Go through the material below and copy all lines with "IEEE".

***

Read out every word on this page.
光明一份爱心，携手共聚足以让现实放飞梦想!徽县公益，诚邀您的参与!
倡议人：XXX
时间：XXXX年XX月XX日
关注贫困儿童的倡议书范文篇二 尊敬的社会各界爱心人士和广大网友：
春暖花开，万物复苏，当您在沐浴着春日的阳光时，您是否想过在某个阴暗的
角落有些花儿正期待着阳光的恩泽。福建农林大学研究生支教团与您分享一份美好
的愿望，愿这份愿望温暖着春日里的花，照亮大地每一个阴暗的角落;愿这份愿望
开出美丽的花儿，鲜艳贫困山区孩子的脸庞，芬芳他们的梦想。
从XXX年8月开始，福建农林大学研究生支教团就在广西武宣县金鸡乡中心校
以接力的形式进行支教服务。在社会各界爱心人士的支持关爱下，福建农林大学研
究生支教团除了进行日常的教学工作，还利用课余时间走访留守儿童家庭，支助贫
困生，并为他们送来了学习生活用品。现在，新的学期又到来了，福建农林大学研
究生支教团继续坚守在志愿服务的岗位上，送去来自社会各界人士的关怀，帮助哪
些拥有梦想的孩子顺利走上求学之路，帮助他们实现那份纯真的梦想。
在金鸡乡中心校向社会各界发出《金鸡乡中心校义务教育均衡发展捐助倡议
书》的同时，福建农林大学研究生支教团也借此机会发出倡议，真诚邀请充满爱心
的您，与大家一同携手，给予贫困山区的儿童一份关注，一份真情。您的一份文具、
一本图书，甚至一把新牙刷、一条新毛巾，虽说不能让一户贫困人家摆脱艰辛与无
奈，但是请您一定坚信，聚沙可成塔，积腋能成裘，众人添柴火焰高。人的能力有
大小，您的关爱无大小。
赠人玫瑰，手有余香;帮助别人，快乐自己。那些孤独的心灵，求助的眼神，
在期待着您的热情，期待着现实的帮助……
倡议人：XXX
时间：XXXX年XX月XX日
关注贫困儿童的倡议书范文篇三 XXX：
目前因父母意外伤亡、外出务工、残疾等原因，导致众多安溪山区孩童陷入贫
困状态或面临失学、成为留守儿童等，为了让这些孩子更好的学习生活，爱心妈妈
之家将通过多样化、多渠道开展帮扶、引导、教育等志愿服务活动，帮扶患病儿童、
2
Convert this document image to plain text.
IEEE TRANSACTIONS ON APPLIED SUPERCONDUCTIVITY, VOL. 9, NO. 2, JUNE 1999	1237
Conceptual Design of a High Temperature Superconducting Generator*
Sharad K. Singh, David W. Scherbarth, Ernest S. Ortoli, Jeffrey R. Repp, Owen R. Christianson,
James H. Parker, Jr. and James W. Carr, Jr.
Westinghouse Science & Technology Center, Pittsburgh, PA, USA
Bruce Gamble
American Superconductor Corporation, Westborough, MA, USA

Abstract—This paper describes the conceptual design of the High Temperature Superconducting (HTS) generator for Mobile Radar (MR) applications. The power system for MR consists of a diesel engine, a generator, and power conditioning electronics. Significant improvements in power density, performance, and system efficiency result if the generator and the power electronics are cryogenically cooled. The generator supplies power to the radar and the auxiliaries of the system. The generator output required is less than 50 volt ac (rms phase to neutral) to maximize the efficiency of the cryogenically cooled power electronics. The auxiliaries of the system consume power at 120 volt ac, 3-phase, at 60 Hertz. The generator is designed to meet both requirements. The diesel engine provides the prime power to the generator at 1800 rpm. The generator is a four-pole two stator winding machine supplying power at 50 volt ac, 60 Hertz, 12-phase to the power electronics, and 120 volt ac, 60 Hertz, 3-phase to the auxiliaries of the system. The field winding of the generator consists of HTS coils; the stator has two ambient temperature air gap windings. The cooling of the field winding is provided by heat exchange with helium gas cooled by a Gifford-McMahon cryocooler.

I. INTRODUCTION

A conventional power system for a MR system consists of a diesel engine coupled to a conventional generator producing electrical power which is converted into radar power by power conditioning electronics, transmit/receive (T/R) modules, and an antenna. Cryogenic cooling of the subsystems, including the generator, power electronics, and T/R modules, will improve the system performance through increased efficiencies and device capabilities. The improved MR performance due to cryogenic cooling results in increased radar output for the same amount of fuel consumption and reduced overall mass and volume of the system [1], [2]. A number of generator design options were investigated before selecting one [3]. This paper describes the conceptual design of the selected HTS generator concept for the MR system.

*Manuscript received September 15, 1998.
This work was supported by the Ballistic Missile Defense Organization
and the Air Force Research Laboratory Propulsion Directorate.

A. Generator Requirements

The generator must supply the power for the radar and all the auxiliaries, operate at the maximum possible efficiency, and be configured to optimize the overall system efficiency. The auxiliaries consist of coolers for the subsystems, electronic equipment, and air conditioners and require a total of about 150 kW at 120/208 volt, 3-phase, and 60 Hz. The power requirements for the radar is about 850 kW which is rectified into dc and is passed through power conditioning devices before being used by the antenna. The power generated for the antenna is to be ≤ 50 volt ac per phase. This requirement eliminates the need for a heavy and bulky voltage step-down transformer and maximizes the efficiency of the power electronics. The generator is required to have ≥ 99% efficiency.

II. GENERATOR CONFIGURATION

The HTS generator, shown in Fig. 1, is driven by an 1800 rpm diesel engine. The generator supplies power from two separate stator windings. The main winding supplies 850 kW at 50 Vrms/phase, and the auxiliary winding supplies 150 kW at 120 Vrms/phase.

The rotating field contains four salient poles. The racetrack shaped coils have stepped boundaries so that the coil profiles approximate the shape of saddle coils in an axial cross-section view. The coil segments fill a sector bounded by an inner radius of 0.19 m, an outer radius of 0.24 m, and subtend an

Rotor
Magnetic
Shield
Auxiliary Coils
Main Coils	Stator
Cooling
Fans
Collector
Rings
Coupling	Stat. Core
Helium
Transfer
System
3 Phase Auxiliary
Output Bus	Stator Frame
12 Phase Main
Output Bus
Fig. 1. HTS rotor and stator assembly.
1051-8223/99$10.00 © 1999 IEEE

***

_Task answer_
IEEE TRANSACTIONS ON APPLIED SUPERCONDUCTIVITY, VOL. 9, NO. 2, JUNE 1999	1237
1051-8223/99$10.00 © 1999 IEEE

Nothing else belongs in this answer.